◆ **Exercise objective**
Reproduce all of the listing below without alteration.

◆ **Extracted records**
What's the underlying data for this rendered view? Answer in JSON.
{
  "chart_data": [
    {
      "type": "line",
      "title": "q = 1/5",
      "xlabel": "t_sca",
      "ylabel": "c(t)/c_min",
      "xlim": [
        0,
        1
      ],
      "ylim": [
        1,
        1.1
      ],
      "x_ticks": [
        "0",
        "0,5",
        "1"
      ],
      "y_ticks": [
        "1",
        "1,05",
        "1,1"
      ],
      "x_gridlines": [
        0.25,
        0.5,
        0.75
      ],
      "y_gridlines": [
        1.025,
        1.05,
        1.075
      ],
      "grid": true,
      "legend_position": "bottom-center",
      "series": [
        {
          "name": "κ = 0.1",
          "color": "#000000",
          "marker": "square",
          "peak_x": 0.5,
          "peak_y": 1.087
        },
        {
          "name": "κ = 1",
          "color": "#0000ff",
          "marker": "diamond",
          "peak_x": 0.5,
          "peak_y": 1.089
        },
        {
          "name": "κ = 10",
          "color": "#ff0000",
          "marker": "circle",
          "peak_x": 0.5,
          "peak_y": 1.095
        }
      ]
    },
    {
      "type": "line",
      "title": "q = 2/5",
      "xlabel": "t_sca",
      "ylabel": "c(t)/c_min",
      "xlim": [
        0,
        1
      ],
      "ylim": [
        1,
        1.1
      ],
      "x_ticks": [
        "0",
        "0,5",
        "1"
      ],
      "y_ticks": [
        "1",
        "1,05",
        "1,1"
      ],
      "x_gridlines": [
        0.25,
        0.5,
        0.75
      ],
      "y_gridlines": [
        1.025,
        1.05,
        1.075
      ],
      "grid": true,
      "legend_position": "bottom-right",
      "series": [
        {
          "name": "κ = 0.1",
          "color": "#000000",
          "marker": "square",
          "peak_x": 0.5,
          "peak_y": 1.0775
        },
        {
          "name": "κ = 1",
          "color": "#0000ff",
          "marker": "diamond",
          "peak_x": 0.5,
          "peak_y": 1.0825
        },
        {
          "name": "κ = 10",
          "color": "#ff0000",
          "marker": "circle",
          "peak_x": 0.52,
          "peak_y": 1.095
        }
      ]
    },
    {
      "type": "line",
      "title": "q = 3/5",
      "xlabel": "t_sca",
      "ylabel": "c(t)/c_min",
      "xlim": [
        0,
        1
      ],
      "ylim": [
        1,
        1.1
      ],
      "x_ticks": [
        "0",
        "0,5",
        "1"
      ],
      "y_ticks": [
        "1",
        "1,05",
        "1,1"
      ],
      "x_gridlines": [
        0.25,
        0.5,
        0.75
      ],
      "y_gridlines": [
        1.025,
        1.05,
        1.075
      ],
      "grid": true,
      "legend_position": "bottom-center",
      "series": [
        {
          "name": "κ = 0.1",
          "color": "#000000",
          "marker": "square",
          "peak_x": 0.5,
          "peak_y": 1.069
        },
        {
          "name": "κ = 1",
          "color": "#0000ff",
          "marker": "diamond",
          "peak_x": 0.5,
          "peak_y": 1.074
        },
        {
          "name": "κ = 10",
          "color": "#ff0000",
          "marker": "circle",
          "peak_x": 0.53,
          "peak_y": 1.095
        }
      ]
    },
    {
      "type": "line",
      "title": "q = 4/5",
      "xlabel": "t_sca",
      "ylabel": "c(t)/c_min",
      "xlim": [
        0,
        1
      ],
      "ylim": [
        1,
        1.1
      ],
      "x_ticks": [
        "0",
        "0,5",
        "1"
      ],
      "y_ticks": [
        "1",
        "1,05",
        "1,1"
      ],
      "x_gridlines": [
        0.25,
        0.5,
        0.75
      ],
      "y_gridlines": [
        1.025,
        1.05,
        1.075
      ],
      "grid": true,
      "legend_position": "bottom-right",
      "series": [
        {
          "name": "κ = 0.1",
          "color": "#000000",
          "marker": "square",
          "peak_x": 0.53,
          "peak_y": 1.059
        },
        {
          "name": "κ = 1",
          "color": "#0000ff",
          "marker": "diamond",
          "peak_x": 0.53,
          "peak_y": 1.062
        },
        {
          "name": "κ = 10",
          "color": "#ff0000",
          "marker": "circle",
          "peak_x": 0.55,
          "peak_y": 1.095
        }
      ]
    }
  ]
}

◆ **Answer to the exercise**
What's the underlying data for this rendered view? Answer in JSON.
{
  "chart_data": [
    {
      "type": "line",
      "title": "q = 1/5",
      "xlabel": "t_sca",
      "ylabel": "c(t)/c_min",
      "xlim": [
        0,
        1
      ],
      "ylim": [
        1,
        1.1
      ],
      "x_ticks": [
        "0",
        "0,5",
        "1"
      ],
      "y_ticks": [
        "1",
        "1,05",
        "1,1"
      ],
      "x_gridlines": [
        0.25,
        0.5,
        0.75
      ],
      "y_gridlines": [
        1.025,
        1.05,
        1.075
      ],
      "grid": true,
      "legend_position": "bottom-center",
      "series": [
        {
          "name": "κ = 0.1",
          "color": "#000000",
          "marker": "square",
          "peak_x": 0.5,
          "peak_y": 1.087
        },
        {
          "name": "κ = 1",
          "color": "#0000ff",
          "marker": "diamond",
          "peak_x": 0.5,
          "peak_y": 1.089
        },
        {
          "name": "κ = 10",
          "color": "#ff0000",
          "marker": "circle",
          "peak_x": 0.5,
          "peak_y": 1.095
        }
      ]
    },
    {
      "type": "line",
      "title": "q = 2/5",
      "xlabel": "t_sca",
      "ylabel": "c(t)/c_min",
      "xlim": [
        0,
        1
      ],
      "ylim": [
        1,
        1.1
      ],
      "x_ticks": [
        "0",
        "0,5",
        "1"
      ],
      "y_ticks": [
        "1",
        "1,05",
        "1,1"
      ],
      "x_gridlines": [
        0.25,
        0.5,
        0.75
      ],
      "y_gridlines": [
        1.025,
        1.05,
        1.075
      ],
      "grid": true,
      "legend_position": "bottom-right",
      "series": [
        {
          "name": "κ = 0.1",
          "color": "#000000",
          "marker": "square",
          "peak_x": 0.5,
          "peak_y": 1.0775
        },
        {
          "name": "κ = 1",
          "color": "#0000ff",
          "marker": "diamond",
          "peak_x": 0.5,
          "peak_y": 1.0825
        },
        {
          "name": "κ = 10",
          "color": "#ff0000",
          "marker": "circle",
          "peak_x": 0.52,
          "peak_y": 1.095
        }
      ]
    },
    {
      "type": "line",
      "title": "q = 3/5",
      "xlabel": "t_sca",
      "ylabel": "c(t)/c_min",
      "xlim": [
        0,
        1
      ],
      "ylim": [
        1,
        1.1
      ],
      "x_ticks": [
        "0",
        "0,5",
        "1"
      ],
      "y_ticks": [
        "1",
        "1,05",
        "1,1"
      ],
      "x_gridlines": [
        0.25,
        0.5,
        0.75
      ],
      "y_gridlines": [
        1.025,
        1.05,
        1.075
      ],
      "grid": true,
      "legend_position": "bottom-center",
      "series": [
        {
          "name": "κ = 0.1",
          "color": "#000000",
          "marker": "square",
          "peak_x": 0.5,
          "peak_y": 1.069
        },
        {
          "name": "κ = 1",
          "color": "#0000ff",
          "marker": "diamond",
          "peak_x": 0.5,
          "peak_y": 1.074
        },
        {
          "name": "κ = 10",
          "color": "#ff0000",
          "marker": "circle",
          "peak_x": 0.53,
          "peak_y": 1.095
        }
      ]
    },
    {
      "type": "line",
      "title": "q = 4/5",
      "xlabel": "t_sca",
      "ylabel": "c(t)/c_min",
      "xlim": [
        0,
        1
      ],
      "ylim": [
        1,
        1.1
      ],
      "x_ticks": [
        "0",
        "0,5",
        "1"
      ],
      "y_ticks": [
        "1",
        "1,05",
        "1,1"
      ],
      "x_gridlines": [
        0.25,
        0.5,
        0.75
      ],
      "y_gridlines": [
        1.025,
        1.05,
        1.075
      ],
      "grid": true,
      "legend_position": "bottom-right",
      "series": [
        {
          "name": "κ = 0.1",
          "color": "#000000",
          "marker": "square",
          "peak_x": 0.53,
          "peak_y": 1.059
        },
        {
          "name": "κ = 1",
          "color": "#0000ff",
          "marker": "diamond",
          "peak_x": 0.53,
          "peak_y": 1.062
        },
        {
          "name": "κ = 10",
          "color": "#ff0000",
          "marker": "circle",
          "peak_x": 0.55,
          "peak_y": 1.095
        }
      ]
    }
  ]
}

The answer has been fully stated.